---------- Material provided ----------

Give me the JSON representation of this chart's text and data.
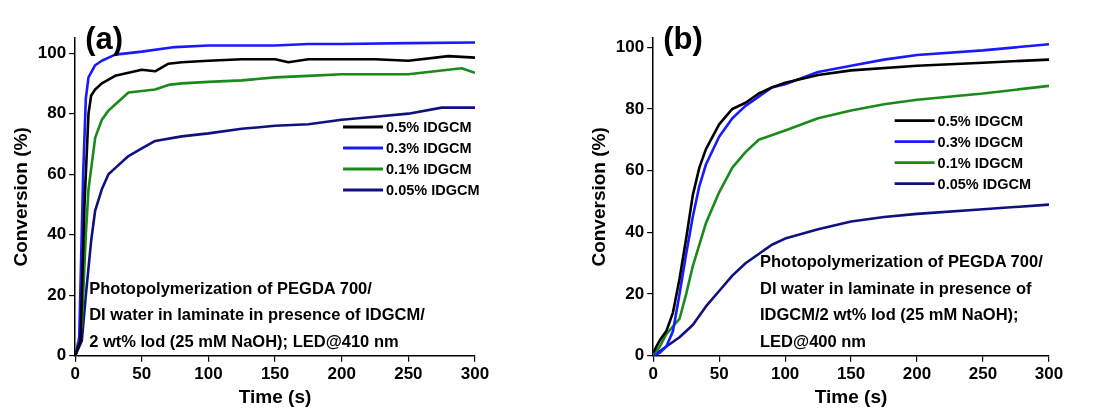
{
  "chart_data": [
    {
      "type": "line",
      "title": "(a)",
      "xlabel": "Time (s)",
      "ylabel": "Conversion (%)",
      "xlim": [
        0,
        300
      ],
      "xticks": [
        0,
        50,
        100,
        150,
        200,
        250,
        300
      ],
      "ylim": [
        0,
        105
      ],
      "yticks": [
        0,
        20,
        40,
        60,
        80,
        100
      ],
      "grid": false,
      "legend": "right",
      "marker": "none",
      "line_style": "solid",
      "annotations": [
        "Photopolymerization of PEGDA 700/",
        "DI water in laminate in presence of IDGCM/",
        "2 wt% Iod (25 mM NaOH); LED@410 nm"
      ],
      "series": [
        {
          "name": "0.5% IDGCM",
          "color": "#000000",
          "x": [
            0,
            4,
            7,
            10,
            12,
            15,
            20,
            30,
            40,
            50,
            60,
            70,
            80,
            100,
            125,
            150,
            160,
            175,
            200,
            225,
            250,
            280,
            300
          ],
          "values": [
            0,
            5,
            50,
            80,
            86,
            88,
            90,
            92.5,
            93.5,
            94.5,
            94,
            96.5,
            97,
            97.5,
            98,
            98,
            97,
            98,
            98,
            98,
            97.5,
            99,
            98.5
          ]
        },
        {
          "name": "0.3% IDGCM",
          "color": "#1a1aff",
          "x": [
            0,
            3,
            6,
            8,
            10,
            15,
            20,
            30,
            50,
            75,
            100,
            125,
            150,
            175,
            200,
            250,
            300
          ],
          "values": [
            0,
            5,
            60,
            85,
            92,
            96,
            97.5,
            99.5,
            100.5,
            102,
            102.5,
            102.5,
            102.5,
            103,
            103,
            103.3,
            103.5
          ]
        },
        {
          "name": "0.1% IDGCM",
          "color": "#1a8a1a",
          "x": [
            0,
            5,
            8,
            10,
            15,
            20,
            25,
            30,
            40,
            50,
            60,
            70,
            80,
            100,
            125,
            150,
            175,
            200,
            250,
            290,
            300
          ],
          "values": [
            0,
            10,
            40,
            55,
            72,
            78,
            81,
            83,
            87,
            87.5,
            88,
            89.5,
            90,
            90.5,
            91,
            92,
            92.5,
            93,
            93,
            95,
            93.5
          ]
        },
        {
          "name": "0.05% IDGCM",
          "color": "#101080",
          "x": [
            0,
            5,
            8,
            12,
            15,
            20,
            25,
            30,
            40,
            50,
            60,
            80,
            100,
            125,
            150,
            175,
            200,
            225,
            250,
            275,
            300
          ],
          "values": [
            0,
            5,
            20,
            38,
            48,
            55,
            60,
            62,
            66,
            68.5,
            71,
            72.5,
            73.5,
            75,
            76,
            76.5,
            78,
            79,
            80,
            82,
            82
          ]
        }
      ]
    },
    {
      "type": "line",
      "title": "(b)",
      "xlabel": "Time (s)",
      "ylabel": "Conversion (%)",
      "xlim": [
        0,
        300
      ],
      "xticks": [
        0,
        50,
        100,
        150,
        200,
        250,
        300
      ],
      "ylim": [
        0,
        103
      ],
      "yticks": [
        0,
        20,
        40,
        60,
        80,
        100
      ],
      "grid": false,
      "legend": "right",
      "marker": "none",
      "line_style": "solid",
      "annotations": [
        "Photopolymerization of PEGDA 700/",
        "DI water in laminate in presence of",
        "IDGCM/2 wt% Iod (25 mM NaOH);",
        "LED@400 nm"
      ],
      "series": [
        {
          "name": "0.5% IDGCM",
          "color": "#000000",
          "x": [
            0,
            5,
            10,
            15,
            20,
            25,
            30,
            35,
            40,
            50,
            60,
            70,
            80,
            90,
            100,
            125,
            150,
            200,
            250,
            300
          ],
          "values": [
            1,
            5,
            8,
            14,
            25,
            38,
            52,
            61,
            67,
            75,
            80,
            82,
            85,
            87,
            88.5,
            91,
            92.5,
            94,
            95,
            96
          ]
        },
        {
          "name": "0.3% IDGCM",
          "color": "#1a1aff",
          "x": [
            0,
            5,
            10,
            15,
            20,
            25,
            30,
            35,
            40,
            50,
            60,
            70,
            80,
            90,
            100,
            125,
            150,
            175,
            200,
            250,
            300
          ],
          "values": [
            0,
            1,
            3,
            8,
            20,
            33,
            45,
            55,
            62,
            71,
            77,
            81,
            84,
            87,
            88,
            92,
            94,
            96,
            97.5,
            99,
            101
          ]
        },
        {
          "name": "0.1% IDGCM",
          "color": "#1a8a1a",
          "x": [
            0,
            5,
            10,
            20,
            25,
            30,
            40,
            50,
            60,
            70,
            80,
            100,
            125,
            150,
            175,
            200,
            250,
            300
          ],
          "values": [
            0,
            3,
            7,
            12,
            20,
            29,
            43,
            53,
            61,
            66,
            70,
            73,
            77,
            79.5,
            81.5,
            83,
            85,
            87.5
          ]
        },
        {
          "name": "0.05% IDGCM",
          "color": "#101080",
          "x": [
            0,
            10,
            20,
            30,
            40,
            50,
            60,
            70,
            80,
            90,
            100,
            125,
            150,
            175,
            200,
            250,
            300
          ],
          "values": [
            0,
            3,
            6,
            10,
            16,
            21,
            26,
            30,
            33,
            36,
            38,
            41,
            43.5,
            45,
            46,
            47.5,
            49
          ]
        }
      ]
    }
  ]
}
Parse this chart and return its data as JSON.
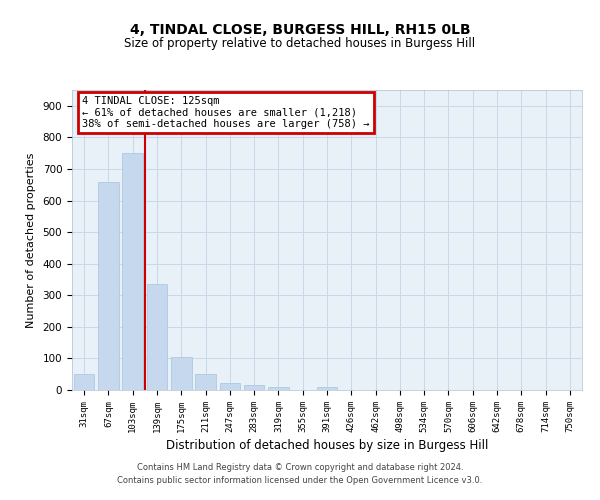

----------

# Work to do:
Reproduce each line of the entries in which the word "water" is found.

# Answer to this problem:
        "DI water in laminate in presence of IDGCM/",
        "DI water in laminate in presence of",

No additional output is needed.